▶ [WRITTEN EXERCISE]
Below is a block of records; return all of them exactly, but without the images.
BEGIN SOURCE MATERIAL
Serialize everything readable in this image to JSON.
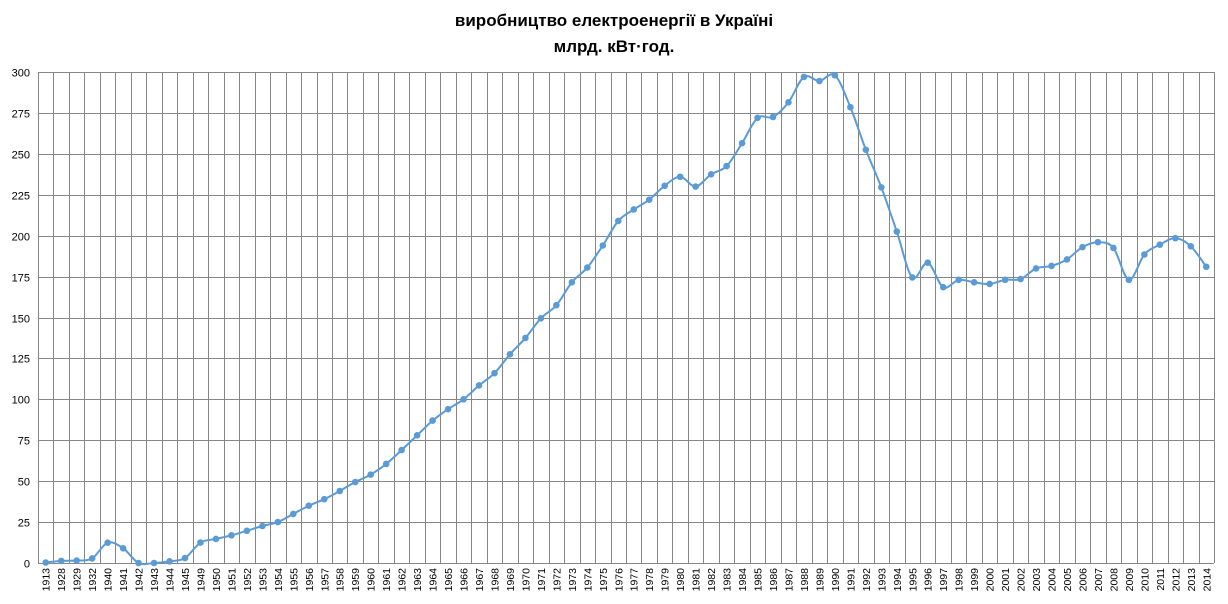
{
  "colors": {
    "series": "#5b9bd5",
    "grid": "#868686"
  },
  "chart_data": {
    "type": "line",
    "title": "виробництво електроенергії в Україні",
    "subtitle": "млрд. кВт·год.",
    "xlabel": "",
    "ylabel": "",
    "ylim": [
      0,
      300
    ],
    "yticks": [
      0,
      25,
      50,
      75,
      100,
      125,
      150,
      175,
      200,
      225,
      250,
      275,
      300
    ],
    "grid": true,
    "legend": "none",
    "categories": [
      "1913",
      "1928",
      "1929",
      "1932",
      "1940",
      "1941",
      "1942",
      "1943",
      "1944",
      "1945",
      "1949",
      "1950",
      "1951",
      "1952",
      "1953",
      "1954",
      "1955",
      "1956",
      "1957",
      "1958",
      "1959",
      "1960",
      "1961",
      "1962",
      "1963",
      "1964",
      "1965",
      "1966",
      "1967",
      "1968",
      "1969",
      "1970",
      "1971",
      "1972",
      "1973",
      "1974",
      "1975",
      "1976",
      "1977",
      "1978",
      "1979",
      "1980",
      "1981",
      "1982",
      "1983",
      "1984",
      "1985",
      "1986",
      "1987",
      "1988",
      "1989",
      "1990",
      "1991",
      "1992",
      "1993",
      "1994",
      "1995",
      "1996",
      "1997",
      "1998",
      "1999",
      "2000",
      "2001",
      "2002",
      "2003",
      "2004",
      "2005",
      "2006",
      "2007",
      "2008",
      "2009",
      "2010",
      "2011",
      "2012",
      "2013",
      "2014"
    ],
    "series": [
      {
        "values": [
          0.3,
          1.3,
          1.5,
          2.8,
          12.4,
          9,
          0,
          0,
          1,
          3,
          12.5,
          14.7,
          16.9,
          19.7,
          22.6,
          25,
          30,
          35,
          39,
          44,
          49.5,
          54,
          60.5,
          69,
          78,
          87,
          94,
          100,
          108.5,
          116,
          127.5,
          137.5,
          149.5,
          157.5,
          171.5,
          180.5,
          194,
          209,
          216,
          222,
          230.5,
          236,
          230,
          237.5,
          242.5,
          256.5,
          272,
          272.5,
          281.5,
          297,
          294.5,
          298,
          278.5,
          252.5,
          229.5,
          202.5,
          174.5,
          183.5,
          168.5,
          173,
          171.5,
          170.5,
          173,
          173.5,
          180,
          181.5,
          185.5,
          193,
          196,
          192.5,
          173,
          188.5,
          194.5,
          198.5,
          193.5,
          181
        ]
      }
    ]
  }
}
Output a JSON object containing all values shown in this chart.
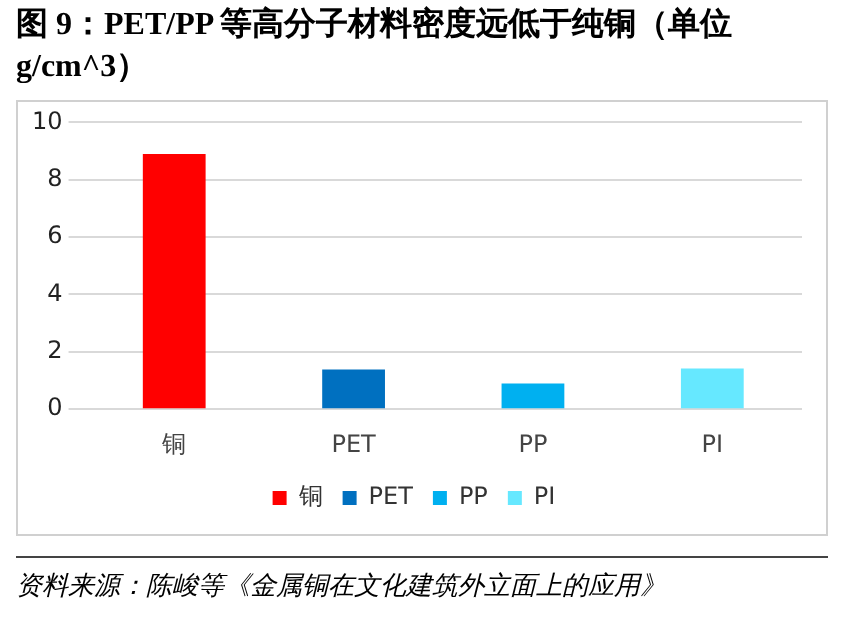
{
  "chart_data": {
    "type": "bar",
    "title": "图 9：PET/PP 等高分子材料密度远低于纯铜（单位 g/cm^3）",
    "categories": [
      "铜",
      "PET",
      "PP",
      "PI"
    ],
    "series": [
      {
        "name": "铜",
        "color": "#ff0000",
        "values": [
          8.9,
          null,
          null,
          null
        ]
      },
      {
        "name": "PET",
        "color": "#0070c0",
        "values": [
          null,
          1.38,
          null,
          null
        ]
      },
      {
        "name": "PP",
        "color": "#00b0f0",
        "values": [
          null,
          null,
          0.9,
          null
        ]
      },
      {
        "name": "PI",
        "color": "#66e8ff",
        "values": [
          null,
          null,
          null,
          1.42
        ]
      }
    ],
    "ylim": [
      0,
      10
    ],
    "yticks": [
      0,
      2,
      4,
      6,
      8,
      10
    ],
    "grid": "y",
    "legend": "bottom",
    "annotations": [
      "资料来源：陈峻等《金属铜在文化建筑外立面上的应用》"
    ]
  }
}
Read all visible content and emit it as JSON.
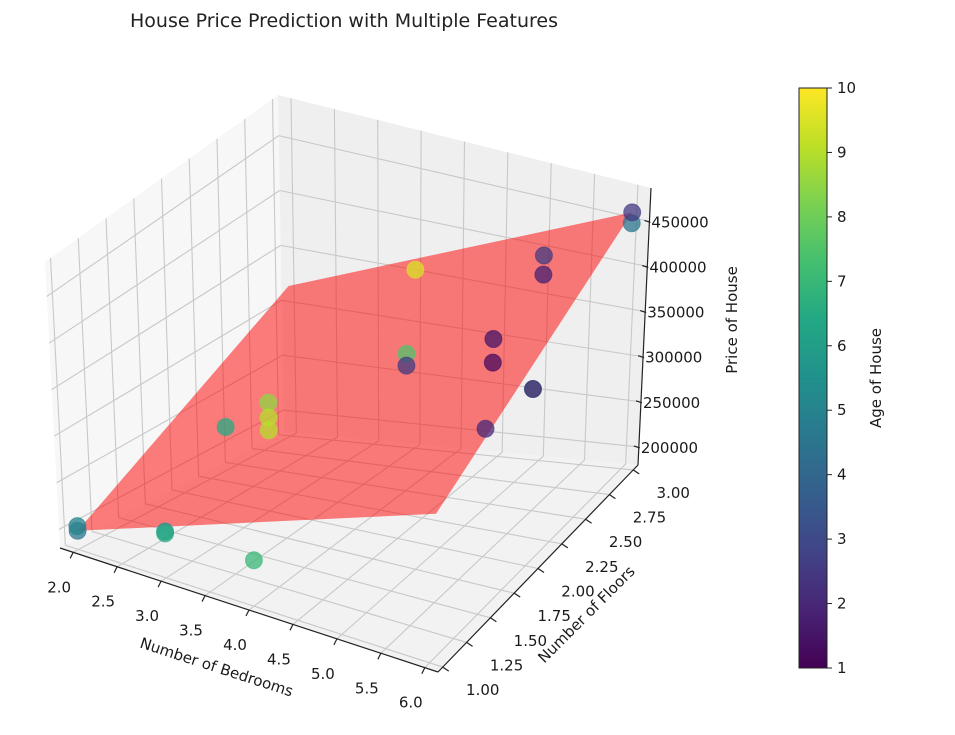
END SOURCE MATERIAL
▶ [WRITTEN RESPONSE]
Serialize everything readable in this image to JSON.
{
  "colors": {
    "series": "#5b9bd5",
    "grid": "#868686"
  },
  "chart_data": {
    "type": "line",
    "title": "виробництво електроенергії в Україні",
    "subtitle": "млрд. кВт·год.",
    "xlabel": "",
    "ylabel": "",
    "ylim": [
      0,
      300
    ],
    "yticks": [
      0,
      25,
      50,
      75,
      100,
      125,
      150,
      175,
      200,
      225,
      250,
      275,
      300
    ],
    "grid": true,
    "legend": "none",
    "categories": [
      "1913",
      "1928",
      "1929",
      "1932",
      "1940",
      "1941",
      "1942",
      "1943",
      "1944",
      "1945",
      "1949",
      "1950",
      "1951",
      "1952",
      "1953",
      "1954",
      "1955",
      "1956",
      "1957",
      "1958",
      "1959",
      "1960",
      "1961",
      "1962",
      "1963",
      "1964",
      "1965",
      "1966",
      "1967",
      "1968",
      "1969",
      "1970",
      "1971",
      "1972",
      "1973",
      "1974",
      "1975",
      "1976",
      "1977",
      "1978",
      "1979",
      "1980",
      "1981",
      "1982",
      "1983",
      "1984",
      "1985",
      "1986",
      "1987",
      "1988",
      "1989",
      "1990",
      "1991",
      "1992",
      "1993",
      "1994",
      "1995",
      "1996",
      "1997",
      "1998",
      "1999",
      "2000",
      "2001",
      "2002",
      "2003",
      "2004",
      "2005",
      "2006",
      "2007",
      "2008",
      "2009",
      "2010",
      "2011",
      "2012",
      "2013",
      "2014"
    ],
    "series": [
      {
        "values": [
          0.3,
          1.3,
          1.5,
          2.8,
          12.4,
          9,
          0,
          0,
          1,
          3,
          12.5,
          14.7,
          16.9,
          19.7,
          22.6,
          25,
          30,
          35,
          39,
          44,
          49.5,
          54,
          60.5,
          69,
          78,
          87,
          94,
          100,
          108.5,
          116,
          127.5,
          137.5,
          149.5,
          157.5,
          171.5,
          180.5,
          194,
          209,
          216,
          222,
          230.5,
          236,
          230,
          237.5,
          242.5,
          256.5,
          272,
          272.5,
          281.5,
          297,
          294.5,
          298,
          278.5,
          252.5,
          229.5,
          202.5,
          174.5,
          183.5,
          168.5,
          173,
          171.5,
          170.5,
          173,
          173.5,
          180,
          181.5,
          185.5,
          193,
          196,
          192.5,
          173,
          188.5,
          194.5,
          198.5,
          193.5,
          181
        ]
      }
    ]
  }
}
Output a JSON object containing all values shown in this chart.
{
  "chart_data": {
    "type": "bar",
    "title": "图 9：PET/PP 等高分子材料密度远低于纯铜（单位 g/cm^3）",
    "categories": [
      "铜",
      "PET",
      "PP",
      "PI"
    ],
    "series": [
      {
        "name": "铜",
        "color": "#ff0000",
        "values": [
          8.9,
          null,
          null,
          null
        ]
      },
      {
        "name": "PET",
        "color": "#0070c0",
        "values": [
          null,
          1.38,
          null,
          null
        ]
      },
      {
        "name": "PP",
        "color": "#00b0f0",
        "values": [
          null,
          null,
          0.9,
          null
        ]
      },
      {
        "name": "PI",
        "color": "#66e8ff",
        "values": [
          null,
          null,
          null,
          1.42
        ]
      }
    ],
    "ylim": [
      0,
      10
    ],
    "yticks": [
      0,
      2,
      4,
      6,
      8,
      10
    ],
    "grid": "y",
    "legend": "bottom",
    "annotations": [
      "资料来源：陈峻等《金属铜在文化建筑外立面上的应用》"
    ]
  }
}
Read all visible content and emit it as JSON.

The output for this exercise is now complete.